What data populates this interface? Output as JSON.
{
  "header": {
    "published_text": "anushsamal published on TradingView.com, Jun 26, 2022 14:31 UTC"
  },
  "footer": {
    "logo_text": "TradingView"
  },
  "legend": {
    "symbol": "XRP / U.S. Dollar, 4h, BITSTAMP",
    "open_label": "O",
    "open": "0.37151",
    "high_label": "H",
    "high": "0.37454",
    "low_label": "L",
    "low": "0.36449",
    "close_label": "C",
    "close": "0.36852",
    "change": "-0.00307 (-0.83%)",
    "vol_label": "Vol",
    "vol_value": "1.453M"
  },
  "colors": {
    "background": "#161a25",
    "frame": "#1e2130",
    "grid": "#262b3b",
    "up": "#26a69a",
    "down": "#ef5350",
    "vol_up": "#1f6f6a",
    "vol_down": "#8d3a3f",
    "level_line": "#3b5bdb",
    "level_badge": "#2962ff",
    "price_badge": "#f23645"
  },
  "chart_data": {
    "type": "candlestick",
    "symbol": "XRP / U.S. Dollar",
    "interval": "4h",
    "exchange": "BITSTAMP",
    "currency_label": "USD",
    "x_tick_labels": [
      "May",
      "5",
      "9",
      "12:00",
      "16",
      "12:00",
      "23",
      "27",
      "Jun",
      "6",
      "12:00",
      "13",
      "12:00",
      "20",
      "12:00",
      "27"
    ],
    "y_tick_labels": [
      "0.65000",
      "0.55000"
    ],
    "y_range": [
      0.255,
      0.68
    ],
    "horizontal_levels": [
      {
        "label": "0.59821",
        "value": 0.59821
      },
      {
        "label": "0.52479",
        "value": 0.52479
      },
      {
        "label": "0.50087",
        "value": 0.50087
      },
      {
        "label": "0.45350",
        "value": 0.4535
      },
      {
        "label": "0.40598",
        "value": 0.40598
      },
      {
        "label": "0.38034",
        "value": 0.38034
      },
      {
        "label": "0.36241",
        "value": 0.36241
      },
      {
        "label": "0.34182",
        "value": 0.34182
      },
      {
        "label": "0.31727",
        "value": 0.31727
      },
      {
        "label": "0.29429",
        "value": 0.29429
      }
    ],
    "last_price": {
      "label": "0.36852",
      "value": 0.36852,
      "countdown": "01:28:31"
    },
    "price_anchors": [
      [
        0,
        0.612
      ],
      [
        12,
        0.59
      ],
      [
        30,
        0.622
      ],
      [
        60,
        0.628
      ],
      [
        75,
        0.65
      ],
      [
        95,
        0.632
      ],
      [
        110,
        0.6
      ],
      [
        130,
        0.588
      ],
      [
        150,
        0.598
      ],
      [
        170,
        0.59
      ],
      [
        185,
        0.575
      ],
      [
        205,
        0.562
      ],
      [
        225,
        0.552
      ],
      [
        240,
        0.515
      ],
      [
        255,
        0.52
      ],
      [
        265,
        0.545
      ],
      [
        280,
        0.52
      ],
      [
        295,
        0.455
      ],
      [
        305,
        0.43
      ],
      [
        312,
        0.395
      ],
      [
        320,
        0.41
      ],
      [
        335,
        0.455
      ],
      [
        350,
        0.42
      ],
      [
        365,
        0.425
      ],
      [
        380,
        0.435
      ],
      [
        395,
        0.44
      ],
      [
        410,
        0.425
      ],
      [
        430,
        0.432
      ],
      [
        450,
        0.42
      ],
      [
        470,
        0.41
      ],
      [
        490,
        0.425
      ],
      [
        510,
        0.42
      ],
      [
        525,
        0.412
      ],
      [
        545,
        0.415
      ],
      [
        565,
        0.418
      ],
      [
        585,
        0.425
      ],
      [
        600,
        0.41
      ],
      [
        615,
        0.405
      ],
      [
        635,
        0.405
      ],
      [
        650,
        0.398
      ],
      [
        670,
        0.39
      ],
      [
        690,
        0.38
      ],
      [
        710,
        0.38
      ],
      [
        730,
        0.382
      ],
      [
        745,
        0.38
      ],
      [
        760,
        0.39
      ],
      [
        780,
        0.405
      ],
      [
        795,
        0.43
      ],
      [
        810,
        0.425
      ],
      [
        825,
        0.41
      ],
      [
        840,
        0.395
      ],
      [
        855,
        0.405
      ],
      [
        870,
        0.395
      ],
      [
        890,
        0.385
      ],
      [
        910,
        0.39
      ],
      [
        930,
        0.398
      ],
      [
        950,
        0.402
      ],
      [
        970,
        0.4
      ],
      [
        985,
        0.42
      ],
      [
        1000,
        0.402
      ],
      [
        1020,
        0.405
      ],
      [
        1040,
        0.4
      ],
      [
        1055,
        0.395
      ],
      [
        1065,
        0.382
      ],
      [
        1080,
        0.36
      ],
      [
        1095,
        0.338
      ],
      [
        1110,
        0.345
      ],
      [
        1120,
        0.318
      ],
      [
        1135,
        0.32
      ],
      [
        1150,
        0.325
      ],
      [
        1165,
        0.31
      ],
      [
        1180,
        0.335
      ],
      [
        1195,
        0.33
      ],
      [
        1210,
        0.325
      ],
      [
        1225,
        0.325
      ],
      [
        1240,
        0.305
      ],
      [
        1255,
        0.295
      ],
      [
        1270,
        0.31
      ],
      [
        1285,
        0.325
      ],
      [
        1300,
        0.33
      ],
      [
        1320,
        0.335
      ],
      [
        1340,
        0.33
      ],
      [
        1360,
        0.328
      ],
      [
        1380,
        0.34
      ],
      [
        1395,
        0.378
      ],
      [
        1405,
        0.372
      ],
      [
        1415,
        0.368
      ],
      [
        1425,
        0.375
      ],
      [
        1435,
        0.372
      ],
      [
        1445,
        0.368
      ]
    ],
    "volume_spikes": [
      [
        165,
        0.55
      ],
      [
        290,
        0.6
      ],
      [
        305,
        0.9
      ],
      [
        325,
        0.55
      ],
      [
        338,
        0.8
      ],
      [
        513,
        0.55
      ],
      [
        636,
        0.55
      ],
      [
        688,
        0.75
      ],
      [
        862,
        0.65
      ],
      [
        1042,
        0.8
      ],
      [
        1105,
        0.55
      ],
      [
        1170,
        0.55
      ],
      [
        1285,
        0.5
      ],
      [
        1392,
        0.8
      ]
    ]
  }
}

....

▸ **Task to carry out**:
Write out every entry again exactly, please, with nothing missing.

▸ **Expected output**:
What data populates this interface? Output as JSON.
{
  "header": {
    "published_text": "anushsamal published on TradingView.com, Jun 26, 2022 14:31 UTC"
  },
  "footer": {
    "logo_text": "TradingView"
  },
  "legend": {
    "symbol": "XRP / U.S. Dollar, 4h, BITSTAMP",
    "open_label": "O",
    "open": "0.37151",
    "high_label": "H",
    "high": "0.37454",
    "low_label": "L",
    "low": "0.36449",
    "close_label": "C",
    "close": "0.36852",
    "change": "-0.00307 (-0.83%)",
    "vol_label": "Vol",
    "vol_value": "1.453M"
  },
  "colors": {
    "background": "#161a25",
    "frame": "#1e2130",
    "grid": "#262b3b",
    "up": "#26a69a",
    "down": "#ef5350",
    "vol_up": "#1f6f6a",
    "vol_down": "#8d3a3f",
    "level_line": "#3b5bdb",
    "level_badge": "#2962ff",
    "price_badge": "#f23645"
  },
  "chart_data": {
    "type": "candlestick",
    "symbol": "XRP / U.S. Dollar",
    "interval": "4h",
    "exchange": "BITSTAMP",
    "currency_label": "USD",
    "x_tick_labels": [
      "May",
      "5",
      "9",
      "12:00",
      "16",
      "12:00",
      "23",
      "27",
      "Jun",
      "6",
      "12:00",
      "13",
      "12:00",
      "20",
      "12:00",
      "27"
    ],
    "y_tick_labels": [
      "0.65000",
      "0.55000"
    ],
    "y_range": [
      0.255,
      0.68
    ],
    "horizontal_levels": [
      {
        "label": "0.59821",
        "value": 0.59821
      },
      {
        "label": "0.52479",
        "value": 0.52479
      },
      {
        "label": "0.50087",
        "value": 0.50087
      },
      {
        "label": "0.45350",
        "value": 0.4535
      },
      {
        "label": "0.40598",
        "value": 0.40598
      },
      {
        "label": "0.38034",
        "value": 0.38034
      },
      {
        "label": "0.36241",
        "value": 0.36241
      },
      {
        "label": "0.34182",
        "value": 0.34182
      },
      {
        "label": "0.31727",
        "value": 0.31727
      },
      {
        "label": "0.29429",
        "value": 0.29429
      }
    ],
    "last_price": {
      "label": "0.36852",
      "value": 0.36852,
      "countdown": "01:28:31"
    },
    "price_anchors": [
      [
        0,
        0.612
      ],
      [
        12,
        0.59
      ],
      [
        30,
        0.622
      ],
      [
        60,
        0.628
      ],
      [
        75,
        0.65
      ],
      [
        95,
        0.632
      ],
      [
        110,
        0.6
      ],
      [
        130,
        0.588
      ],
      [
        150,
        0.598
      ],
      [
        170,
        0.59
      ],
      [
        185,
        0.575
      ],
      [
        205,
        0.562
      ],
      [
        225,
        0.552
      ],
      [
        240,
        0.515
      ],
      [
        255,
        0.52
      ],
      [
        265,
        0.545
      ],
      [
        280,
        0.52
      ],
      [
        295,
        0.455
      ],
      [
        305,
        0.43
      ],
      [
        312,
        0.395
      ],
      [
        320,
        0.41
      ],
      [
        335,
        0.455
      ],
      [
        350,
        0.42
      ],
      [
        365,
        0.425
      ],
      [
        380,
        0.435
      ],
      [
        395,
        0.44
      ],
      [
        410,
        0.425
      ],
      [
        430,
        0.432
      ],
      [
        450,
        0.42
      ],
      [
        470,
        0.41
      ],
      [
        490,
        0.425
      ],
      [
        510,
        0.42
      ],
      [
        525,
        0.412
      ],
      [
        545,
        0.415
      ],
      [
        565,
        0.418
      ],
      [
        585,
        0.425
      ],
      [
        600,
        0.41
      ],
      [
        615,
        0.405
      ],
      [
        635,
        0.405
      ],
      [
        650,
        0.398
      ],
      [
        670,
        0.39
      ],
      [
        690,
        0.38
      ],
      [
        710,
        0.38
      ],
      [
        730,
        0.382
      ],
      [
        745,
        0.38
      ],
      [
        760,
        0.39
      ],
      [
        780,
        0.405
      ],
      [
        795,
        0.43
      ],
      [
        810,
        0.425
      ],
      [
        825,
        0.41
      ],
      [
        840,
        0.395
      ],
      [
        855,
        0.405
      ],
      [
        870,
        0.395
      ],
      [
        890,
        0.385
      ],
      [
        910,
        0.39
      ],
      [
        930,
        0.398
      ],
      [
        950,
        0.402
      ],
      [
        970,
        0.4
      ],
      [
        985,
        0.42
      ],
      [
        1000,
        0.402
      ],
      [
        1020,
        0.405
      ],
      [
        1040,
        0.4
      ],
      [
        1055,
        0.395
      ],
      [
        1065,
        0.382
      ],
      [
        1080,
        0.36
      ],
      [
        1095,
        0.338
      ],
      [
        1110,
        0.345
      ],
      [
        1120,
        0.318
      ],
      [
        1135,
        0.32
      ],
      [
        1150,
        0.325
      ],
      [
        1165,
        0.31
      ],
      [
        1180,
        0.335
      ],
      [
        1195,
        0.33
      ],
      [
        1210,
        0.325
      ],
      [
        1225,
        0.325
      ],
      [
        1240,
        0.305
      ],
      [
        1255,
        0.295
      ],
      [
        1270,
        0.31
      ],
      [
        1285,
        0.325
      ],
      [
        1300,
        0.33
      ],
      [
        1320,
        0.335
      ],
      [
        1340,
        0.33
      ],
      [
        1360,
        0.328
      ],
      [
        1380,
        0.34
      ],
      [
        1395,
        0.378
      ],
      [
        1405,
        0.372
      ],
      [
        1415,
        0.368
      ],
      [
        1425,
        0.375
      ],
      [
        1435,
        0.372
      ],
      [
        1445,
        0.368
      ]
    ],
    "volume_spikes": [
      [
        165,
        0.55
      ],
      [
        290,
        0.6
      ],
      [
        305,
        0.9
      ],
      [
        325,
        0.55
      ],
      [
        338,
        0.8
      ],
      [
        513,
        0.55
      ],
      [
        636,
        0.55
      ],
      [
        688,
        0.75
      ],
      [
        862,
        0.65
      ],
      [
        1042,
        0.8
      ],
      [
        1105,
        0.55
      ],
      [
        1170,
        0.55
      ],
      [
        1285,
        0.5
      ],
      [
        1392,
        0.8
      ]
    ]
  }
}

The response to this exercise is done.